Quote the full listing word for word.

(Data entries)
☆ ☆ ☆ ☆ ☆
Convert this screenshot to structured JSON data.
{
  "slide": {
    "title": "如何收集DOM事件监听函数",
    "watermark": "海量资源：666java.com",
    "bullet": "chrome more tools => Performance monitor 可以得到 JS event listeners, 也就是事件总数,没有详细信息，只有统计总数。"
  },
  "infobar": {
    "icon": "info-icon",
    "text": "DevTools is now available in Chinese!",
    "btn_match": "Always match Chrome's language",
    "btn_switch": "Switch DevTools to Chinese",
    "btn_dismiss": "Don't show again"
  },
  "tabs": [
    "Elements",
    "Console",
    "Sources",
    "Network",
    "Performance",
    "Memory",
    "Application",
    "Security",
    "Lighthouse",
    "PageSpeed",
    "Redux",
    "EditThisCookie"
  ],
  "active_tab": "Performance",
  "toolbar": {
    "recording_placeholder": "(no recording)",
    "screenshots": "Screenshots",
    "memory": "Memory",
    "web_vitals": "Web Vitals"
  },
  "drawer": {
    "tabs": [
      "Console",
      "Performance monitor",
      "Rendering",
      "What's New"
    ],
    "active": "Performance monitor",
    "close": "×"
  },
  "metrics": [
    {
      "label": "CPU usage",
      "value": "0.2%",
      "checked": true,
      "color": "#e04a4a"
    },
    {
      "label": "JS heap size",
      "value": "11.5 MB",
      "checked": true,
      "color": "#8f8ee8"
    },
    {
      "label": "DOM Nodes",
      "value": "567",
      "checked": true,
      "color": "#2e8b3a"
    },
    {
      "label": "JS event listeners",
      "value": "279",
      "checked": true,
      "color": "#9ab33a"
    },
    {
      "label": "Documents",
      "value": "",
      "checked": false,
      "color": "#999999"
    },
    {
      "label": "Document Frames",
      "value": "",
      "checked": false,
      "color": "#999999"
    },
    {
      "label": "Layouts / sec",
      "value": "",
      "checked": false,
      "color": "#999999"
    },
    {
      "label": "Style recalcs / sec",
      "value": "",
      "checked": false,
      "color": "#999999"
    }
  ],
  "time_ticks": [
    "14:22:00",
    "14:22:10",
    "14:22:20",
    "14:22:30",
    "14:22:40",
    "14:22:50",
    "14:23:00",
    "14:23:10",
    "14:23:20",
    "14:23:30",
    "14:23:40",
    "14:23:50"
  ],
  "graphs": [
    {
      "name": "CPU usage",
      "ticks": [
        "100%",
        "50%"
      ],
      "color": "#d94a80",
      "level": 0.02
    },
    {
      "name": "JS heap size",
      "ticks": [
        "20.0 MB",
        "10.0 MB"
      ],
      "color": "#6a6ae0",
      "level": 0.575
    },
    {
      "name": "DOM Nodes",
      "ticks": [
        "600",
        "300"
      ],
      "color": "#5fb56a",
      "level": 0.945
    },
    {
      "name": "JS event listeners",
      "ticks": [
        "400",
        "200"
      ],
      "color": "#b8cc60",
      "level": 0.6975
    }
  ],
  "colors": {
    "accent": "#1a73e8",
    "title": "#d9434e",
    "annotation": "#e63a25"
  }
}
☆ ☆ ☆ ☆ ☆
Correct answer ->
Convert this screenshot to structured JSON data.
{
  "slide": {
    "title": "如何收集DOM事件监听函数",
    "watermark": "海量资源：666java.com",
    "bullet": "chrome more tools => Performance monitor 可以得到 JS event listeners, 也就是事件总数,没有详细信息，只有统计总数。"
  },
  "infobar": {
    "icon": "info-icon",
    "text": "DevTools is now available in Chinese!",
    "btn_match": "Always match Chrome's language",
    "btn_switch": "Switch DevTools to Chinese",
    "btn_dismiss": "Don't show again"
  },
  "tabs": [
    "Elements",
    "Console",
    "Sources",
    "Network",
    "Performance",
    "Memory",
    "Application",
    "Security",
    "Lighthouse",
    "PageSpeed",
    "Redux",
    "EditThisCookie"
  ],
  "active_tab": "Performance",
  "toolbar": {
    "recording_placeholder": "(no recording)",
    "screenshots": "Screenshots",
    "memory": "Memory",
    "web_vitals": "Web Vitals"
  },
  "drawer": {
    "tabs": [
      "Console",
      "Performance monitor",
      "Rendering",
      "What's New"
    ],
    "active": "Performance monitor",
    "close": "×"
  },
  "metrics": [
    {
      "label": "CPU usage",
      "value": "0.2%",
      "checked": true,
      "color": "#e04a4a"
    },
    {
      "label": "JS heap size",
      "value": "11.5 MB",
      "checked": true,
      "color": "#8f8ee8"
    },
    {
      "label": "DOM Nodes",
      "value": "567",
      "checked": true,
      "color": "#2e8b3a"
    },
    {
      "label": "JS event listeners",
      "value": "279",
      "checked": true,
      "color": "#9ab33a"
    },
    {
      "label": "Documents",
      "value": "",
      "checked": false,
      "color": "#999999"
    },
    {
      "label": "Document Frames",
      "value": "",
      "checked": false,
      "color": "#999999"
    },
    {
      "label": "Layouts / sec",
      "value": "",
      "checked": false,
      "color": "#999999"
    },
    {
      "label": "Style recalcs / sec",
      "value": "",
      "checked": false,
      "color": "#999999"
    }
  ],
  "time_ticks": [
    "14:22:00",
    "14:22:10",
    "14:22:20",
    "14:22:30",
    "14:22:40",
    "14:22:50",
    "14:23:00",
    "14:23:10",
    "14:23:20",
    "14:23:30",
    "14:23:40",
    "14:23:50"
  ],
  "graphs": [
    {
      "name": "CPU usage",
      "ticks": [
        "100%",
        "50%"
      ],
      "color": "#d94a80",
      "level": 0.02
    },
    {
      "name": "JS heap size",
      "ticks": [
        "20.0 MB",
        "10.0 MB"
      ],
      "color": "#6a6ae0",
      "level": 0.575
    },
    {
      "name": "DOM Nodes",
      "ticks": [
        "600",
        "300"
      ],
      "color": "#5fb56a",
      "level": 0.945
    },
    {
      "name": "JS event listeners",
      "ticks": [
        "400",
        "200"
      ],
      "color": "#b8cc60",
      "level": 0.6975
    }
  ],
  "colors": {
    "accent": "#1a73e8",
    "title": "#d9434e",
    "annotation": "#e63a25"
  }
}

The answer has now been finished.